Task objective: Exact repetition of every entry is required.

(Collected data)
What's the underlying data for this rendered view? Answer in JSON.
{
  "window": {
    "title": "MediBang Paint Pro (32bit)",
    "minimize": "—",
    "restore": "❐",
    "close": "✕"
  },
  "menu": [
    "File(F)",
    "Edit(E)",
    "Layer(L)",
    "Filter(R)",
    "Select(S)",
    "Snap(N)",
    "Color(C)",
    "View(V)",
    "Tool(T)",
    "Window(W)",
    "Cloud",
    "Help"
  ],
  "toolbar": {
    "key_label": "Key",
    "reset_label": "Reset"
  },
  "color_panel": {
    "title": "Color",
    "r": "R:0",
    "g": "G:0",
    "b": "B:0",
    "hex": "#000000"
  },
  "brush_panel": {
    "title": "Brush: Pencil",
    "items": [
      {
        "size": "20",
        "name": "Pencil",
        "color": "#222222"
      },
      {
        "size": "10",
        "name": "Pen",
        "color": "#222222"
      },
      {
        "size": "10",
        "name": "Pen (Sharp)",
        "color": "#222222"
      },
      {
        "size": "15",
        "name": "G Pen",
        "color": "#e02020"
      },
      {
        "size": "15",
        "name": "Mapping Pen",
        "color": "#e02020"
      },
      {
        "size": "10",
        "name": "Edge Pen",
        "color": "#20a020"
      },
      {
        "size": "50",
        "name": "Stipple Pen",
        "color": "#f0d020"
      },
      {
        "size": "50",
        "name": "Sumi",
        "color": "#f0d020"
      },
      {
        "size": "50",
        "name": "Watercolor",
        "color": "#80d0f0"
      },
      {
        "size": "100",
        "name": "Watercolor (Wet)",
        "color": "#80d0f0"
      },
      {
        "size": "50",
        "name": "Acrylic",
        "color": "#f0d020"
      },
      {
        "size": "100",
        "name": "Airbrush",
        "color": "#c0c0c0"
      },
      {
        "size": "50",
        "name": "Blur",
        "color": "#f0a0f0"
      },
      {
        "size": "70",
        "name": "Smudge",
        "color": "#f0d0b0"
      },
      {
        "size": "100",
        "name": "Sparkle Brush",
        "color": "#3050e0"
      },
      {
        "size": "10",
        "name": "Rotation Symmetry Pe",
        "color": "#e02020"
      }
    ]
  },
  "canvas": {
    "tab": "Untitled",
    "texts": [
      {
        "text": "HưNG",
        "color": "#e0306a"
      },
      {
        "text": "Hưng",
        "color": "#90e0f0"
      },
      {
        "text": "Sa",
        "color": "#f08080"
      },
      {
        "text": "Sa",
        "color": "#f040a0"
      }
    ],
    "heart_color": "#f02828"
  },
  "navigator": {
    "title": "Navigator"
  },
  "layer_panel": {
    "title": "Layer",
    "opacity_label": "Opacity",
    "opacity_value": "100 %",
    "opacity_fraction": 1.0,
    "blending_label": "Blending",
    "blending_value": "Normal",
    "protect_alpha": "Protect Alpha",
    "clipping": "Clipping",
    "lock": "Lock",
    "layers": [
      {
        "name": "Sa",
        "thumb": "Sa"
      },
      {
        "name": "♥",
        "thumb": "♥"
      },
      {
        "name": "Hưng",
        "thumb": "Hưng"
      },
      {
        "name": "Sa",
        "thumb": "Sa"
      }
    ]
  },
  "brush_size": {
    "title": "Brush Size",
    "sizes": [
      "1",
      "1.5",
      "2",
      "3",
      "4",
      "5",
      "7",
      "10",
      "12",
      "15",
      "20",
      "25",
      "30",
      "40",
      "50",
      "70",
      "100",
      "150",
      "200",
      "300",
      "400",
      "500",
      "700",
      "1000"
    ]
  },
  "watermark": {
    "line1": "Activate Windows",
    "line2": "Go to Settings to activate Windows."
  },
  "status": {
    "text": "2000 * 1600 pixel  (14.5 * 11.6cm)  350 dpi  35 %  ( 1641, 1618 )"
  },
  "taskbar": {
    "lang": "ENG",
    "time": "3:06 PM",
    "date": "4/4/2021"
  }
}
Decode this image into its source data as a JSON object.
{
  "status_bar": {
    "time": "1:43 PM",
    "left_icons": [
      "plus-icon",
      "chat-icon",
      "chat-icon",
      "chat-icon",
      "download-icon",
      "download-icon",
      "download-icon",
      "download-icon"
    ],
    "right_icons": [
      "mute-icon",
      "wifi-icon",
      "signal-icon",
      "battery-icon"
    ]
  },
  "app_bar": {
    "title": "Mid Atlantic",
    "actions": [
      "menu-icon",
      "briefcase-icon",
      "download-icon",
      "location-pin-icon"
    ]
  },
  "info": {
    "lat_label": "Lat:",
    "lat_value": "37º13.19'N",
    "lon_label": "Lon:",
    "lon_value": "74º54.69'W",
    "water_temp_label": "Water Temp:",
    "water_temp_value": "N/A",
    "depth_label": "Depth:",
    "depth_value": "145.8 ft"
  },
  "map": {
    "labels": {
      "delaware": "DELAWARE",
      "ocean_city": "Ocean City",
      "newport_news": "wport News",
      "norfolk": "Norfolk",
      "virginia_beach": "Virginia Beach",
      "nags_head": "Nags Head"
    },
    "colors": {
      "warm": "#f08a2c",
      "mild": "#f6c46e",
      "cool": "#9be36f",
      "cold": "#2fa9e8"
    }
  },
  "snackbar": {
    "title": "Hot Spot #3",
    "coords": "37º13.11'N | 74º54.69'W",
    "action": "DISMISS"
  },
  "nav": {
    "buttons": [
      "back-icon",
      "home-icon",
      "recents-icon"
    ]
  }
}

Result of the exercise:
What's the underlying data for this rendered view? Answer in JSON.
{
  "window": {
    "title": "MediBang Paint Pro (32bit)",
    "minimize": "—",
    "restore": "❐",
    "close": "✕"
  },
  "menu": [
    "File(F)",
    "Edit(E)",
    "Layer(L)",
    "Filter(R)",
    "Select(S)",
    "Snap(N)",
    "Color(C)",
    "View(V)",
    "Tool(T)",
    "Window(W)",
    "Cloud",
    "Help"
  ],
  "toolbar": {
    "key_label": "Key",
    "reset_label": "Reset"
  },
  "color_panel": {
    "title": "Color",
    "r": "R:0",
    "g": "G:0",
    "b": "B:0",
    "hex": "#000000"
  },
  "brush_panel": {
    "title": "Brush: Pencil",
    "items": [
      {
        "size": "20",
        "name": "Pencil",
        "color": "#222222"
      },
      {
        "size": "10",
        "name": "Pen",
        "color": "#222222"
      },
      {
        "size": "10",
        "name": "Pen (Sharp)",
        "color": "#222222"
      },
      {
        "size": "15",
        "name": "G Pen",
        "color": "#e02020"
      },
      {
        "size": "15",
        "name": "Mapping Pen",
        "color": "#e02020"
      },
      {
        "size": "10",
        "name": "Edge Pen",
        "color": "#20a020"
      },
      {
        "size": "50",
        "name": "Stipple Pen",
        "color": "#f0d020"
      },
      {
        "size": "50",
        "name": "Sumi",
        "color": "#f0d020"
      },
      {
        "size": "50",
        "name": "Watercolor",
        "color": "#80d0f0"
      },
      {
        "size": "100",
        "name": "Watercolor (Wet)",
        "color": "#80d0f0"
      },
      {
        "size": "50",
        "name": "Acrylic",
        "color": "#f0d020"
      },
      {
        "size": "100",
        "name": "Airbrush",
        "color": "#c0c0c0"
      },
      {
        "size": "50",
        "name": "Blur",
        "color": "#f0a0f0"
      },
      {
        "size": "70",
        "name": "Smudge",
        "color": "#f0d0b0"
      },
      {
        "size": "100",
        "name": "Sparkle Brush",
        "color": "#3050e0"
      },
      {
        "size": "10",
        "name": "Rotation Symmetry Pe",
        "color": "#e02020"
      }
    ]
  },
  "canvas": {
    "tab": "Untitled",
    "texts": [
      {
        "text": "HưNG",
        "color": "#e0306a"
      },
      {
        "text": "Hưng",
        "color": "#90e0f0"
      },
      {
        "text": "Sa",
        "color": "#f08080"
      },
      {
        "text": "Sa",
        "color": "#f040a0"
      }
    ],
    "heart_color": "#f02828"
  },
  "navigator": {
    "title": "Navigator"
  },
  "layer_panel": {
    "title": "Layer",
    "opacity_label": "Opacity",
    "opacity_value": "100 %",
    "opacity_fraction": 1.0,
    "blending_label": "Blending",
    "blending_value": "Normal",
    "protect_alpha": "Protect Alpha",
    "clipping": "Clipping",
    "lock": "Lock",
    "layers": [
      {
        "name": "Sa",
        "thumb": "Sa"
      },
      {
        "name": "♥",
        "thumb": "♥"
      },
      {
        "name": "Hưng",
        "thumb": "Hưng"
      },
      {
        "name": "Sa",
        "thumb": "Sa"
      }
    ]
  },
  "brush_size": {
    "title": "Brush Size",
    "sizes": [
      "1",
      "1.5",
      "2",
      "3",
      "4",
      "5",
      "7",
      "10",
      "12",
      "15",
      "20",
      "25",
      "30",
      "40",
      "50",
      "70",
      "100",
      "150",
      "200",
      "300",
      "400",
      "500",
      "700",
      "1000"
    ]
  },
  "watermark": {
    "line1": "Activate Windows",
    "line2": "Go to Settings to activate Windows."
  },
  "status": {
    "text": "2000 * 1600 pixel  (14.5 * 11.6cm)  350 dpi  35 %  ( 1641, 1618 )"
  },
  "taskbar": {
    "lang": "ENG",
    "time": "3:06 PM",
    "date": "4/4/2021"
  }
}
Decode this image into its source data as a JSON object.
{
  "status_bar": {
    "time": "1:43 PM",
    "left_icons": [
      "plus-icon",
      "chat-icon",
      "chat-icon",
      "chat-icon",
      "download-icon",
      "download-icon",
      "download-icon",
      "download-icon"
    ],
    "right_icons": [
      "mute-icon",
      "wifi-icon",
      "signal-icon",
      "battery-icon"
    ]
  },
  "app_bar": {
    "title": "Mid Atlantic",
    "actions": [
      "menu-icon",
      "briefcase-icon",
      "download-icon",
      "location-pin-icon"
    ]
  },
  "info": {
    "lat_label": "Lat:",
    "lat_value": "37º13.19'N",
    "lon_label": "Lon:",
    "lon_value": "74º54.69'W",
    "water_temp_label": "Water Temp:",
    "water_temp_value": "N/A",
    "depth_label": "Depth:",
    "depth_value": "145.8 ft"
  },
  "map": {
    "labels": {
      "delaware": "DELAWARE",
      "ocean_city": "Ocean City",
      "newport_news": "wport News",
      "norfolk": "Norfolk",
      "virginia_beach": "Virginia Beach",
      "nags_head": "Nags Head"
    },
    "colors": {
      "warm": "#f08a2c",
      "mild": "#f6c46e",
      "cool": "#9be36f",
      "cold": "#2fa9e8"
    }
  },
  "snackbar": {
    "title": "Hot Spot #3",
    "coords": "37º13.11'N | 74º54.69'W",
    "action": "DISMISS"
  },
  "nav": {
    "buttons": [
      "back-icon",
      "home-icon",
      "recents-icon"
    ]
  }
}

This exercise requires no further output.